Omit every image, and transcribe the remaining entries exactly as given.

— start Working data —

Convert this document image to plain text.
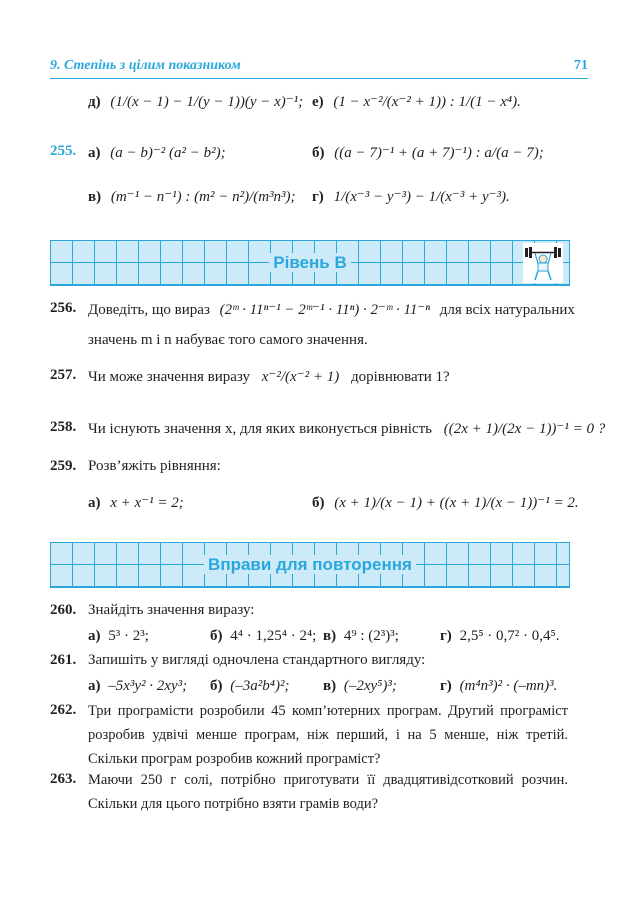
9. Степінь з цілим показником	71
д) (1/(x − 1) − 1/(y − 1))(y − x)⁻¹; е) (1 − x⁻²/(x⁻² + 1)) : 1/(1 − x⁴).
255. а) (a − b)⁻² (a² − b²);	б) ((a − 7)⁻¹ + (a + 7)⁻¹) : a/(a − 7);
в) (m⁻¹ − n⁻¹) : (m² − n²)/(m³n³); г) 1/(x⁻³ − y⁻³) − 1/(x⁻³ + y⁻³).
Рівень В
256. Доведіть, що вираз (2ᵐ · 11ⁿ⁻¹ − 2ᵐ⁻¹ · 11ⁿ) · 2⁻ᵐ · 11⁻ⁿ для всіх натуральних
значень m і n набуває того самого значення.
257. Чи може значення виразу x⁻²/(x⁻² + 1) дорівнювати 1?
258. Чи існують значення x, для яких виконується рівність ((2x + 1)/(2x − 1))⁻¹ = 0 ?
259. Розв’яжіть рівняння:
а) x + x⁻¹ = 2;	б) (x + 1)/(x − 1) + ((x + 1)/(x − 1))⁻¹ = 2.
Вправи для повторення
260. Знайдіть значення виразу:
а) 5³ · 2³;	б) 4⁴ · 1,25⁴ · 2⁴; в) 4⁹ : (2³)³;	г) 2,5⁵ · 0,7² · 0,4⁵.
261. Запишіть у вигляді одночлена стандартного вигляду:
а) –5x³y² · 2xy³; б) (–3a²b⁴)²; в) (–2xy⁵)³;	г) (m⁴n³)² · (–mn)³.
262. Три програмісти розробили 45 комп’ютерних програм. Другий програміст розробив удвічі менше програм, ніж перший, і на 5 менше, ніж третій. Скільки програм розробив кожний програміст?
263. Маючи 250 г солі, потрібно приготувати її двадцятивідсотковий розчин. Скільки для цього потрібно взяти грамів води?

— end Working data —

Full response —
Convert this document image to plain text.
9. Степінь з цілим показником	71
д) (1/(x − 1) − 1/(y − 1))(y − x)⁻¹; е) (1 − x⁻²/(x⁻² + 1)) : 1/(1 − x⁴).
255. а) (a − b)⁻² (a² − b²);	б) ((a − 7)⁻¹ + (a + 7)⁻¹) : a/(a − 7);
в) (m⁻¹ − n⁻¹) : (m² − n²)/(m³n³); г) 1/(x⁻³ − y⁻³) − 1/(x⁻³ + y⁻³).
Рівень В
256. Доведіть, що вираз (2ᵐ · 11ⁿ⁻¹ − 2ᵐ⁻¹ · 11ⁿ) · 2⁻ᵐ · 11⁻ⁿ для всіх натуральних
значень m і n набуває того самого значення.
257. Чи може значення виразу x⁻²/(x⁻² + 1) дорівнювати 1?
258. Чи існують значення x, для яких виконується рівність ((2x + 1)/(2x − 1))⁻¹ = 0 ?
259. Розв’яжіть рівняння:
а) x + x⁻¹ = 2;	б) (x + 1)/(x − 1) + ((x + 1)/(x − 1))⁻¹ = 2.
Вправи для повторення
260. Знайдіть значення виразу:
а) 5³ · 2³;	б) 4⁴ · 1,25⁴ · 2⁴; в) 4⁹ : (2³)³;	г) 2,5⁵ · 0,7² · 0,4⁵.
261. Запишіть у вигляді одночлена стандартного вигляду:
а) –5x³y² · 2xy³; б) (–3a²b⁴)²; в) (–2xy⁵)³;	г) (m⁴n³)² · (–mn)³.
262. Три програмісти розробили 45 комп’ютерних програм. Другий програміст розробив удвічі менше програм, ніж перший, і на 5 менше, ніж третій. Скільки програм розробив кожний програміст?
263. Маючи 250 г солі, потрібно приготувати її двадцятивідсотковий розчин. Скільки для цього потрібно взяти грамів води?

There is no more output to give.